[What to produce]
Transcribe the records exactly. Pictures do not belong in the transcription.

-=-=-

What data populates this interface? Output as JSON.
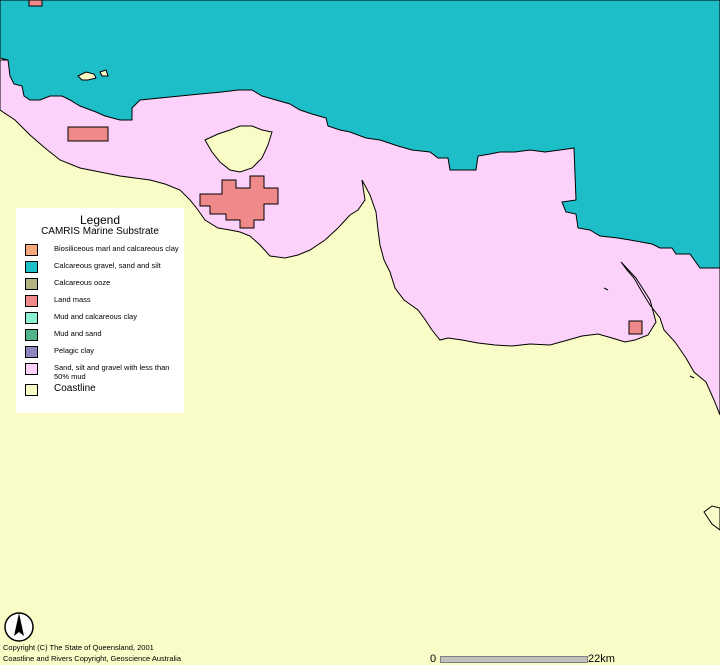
{
  "legend": {
    "title": "Legend",
    "subtitle": "CAMRIS Marine Substrate",
    "items": [
      {
        "label": "Biosiliceous marl and calcareous clay",
        "color": "#f5a87a"
      },
      {
        "label": "Calcareous gravel, sand and silt",
        "color": "#1ebec8"
      },
      {
        "label": "Calcareous ooze",
        "color": "#b4b482"
      },
      {
        "label": "Land mass",
        "color": "#f08a8a"
      },
      {
        "label": "Mud and calcareous clay",
        "color": "#8af0d2"
      },
      {
        "label": "Mud and sand",
        "color": "#50b48a"
      },
      {
        "label": "Pelagic clay",
        "color": "#8c87c3"
      },
      {
        "label": "Sand, silt and gravel with less than 50% mud",
        "color": "#fcd2fa"
      },
      {
        "label": "Coastline",
        "color": "#fafcc8"
      }
    ]
  },
  "copyright": {
    "line1": "Copyright (C) The State of Queensland, 2001",
    "line2": "Coastline and Rivers Copyright, Geoscience Australia"
  },
  "scale": {
    "start_label": "0",
    "end_label": "22km"
  },
  "map_layers": {
    "calcareous_color": "#1ebec8",
    "sand_color": "#fcd2fa",
    "land_mass_color": "#f08a8a",
    "coast_color": "#fafcc8"
  }
}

-=-=-

[Exercise solution]
What data populates this interface? Output as JSON.
{
  "legend": {
    "title": "Legend",
    "subtitle": "CAMRIS Marine Substrate",
    "items": [
      {
        "label": "Biosiliceous marl and calcareous clay",
        "color": "#f5a87a"
      },
      {
        "label": "Calcareous gravel, sand and silt",
        "color": "#1ebec8"
      },
      {
        "label": "Calcareous ooze",
        "color": "#b4b482"
      },
      {
        "label": "Land mass",
        "color": "#f08a8a"
      },
      {
        "label": "Mud and calcareous clay",
        "color": "#8af0d2"
      },
      {
        "label": "Mud and sand",
        "color": "#50b48a"
      },
      {
        "label": "Pelagic clay",
        "color": "#8c87c3"
      },
      {
        "label": "Sand, silt and gravel with less than 50% mud",
        "color": "#fcd2fa"
      },
      {
        "label": "Coastline",
        "color": "#fafcc8"
      }
    ]
  },
  "copyright": {
    "line1": "Copyright (C) The State of Queensland, 2001",
    "line2": "Coastline and Rivers Copyright, Geoscience Australia"
  },
  "scale": {
    "start_label": "0",
    "end_label": "22km"
  },
  "map_layers": {
    "calcareous_color": "#1ebec8",
    "sand_color": "#fcd2fa",
    "land_mass_color": "#f08a8a",
    "coast_color": "#fafcc8"
  }
}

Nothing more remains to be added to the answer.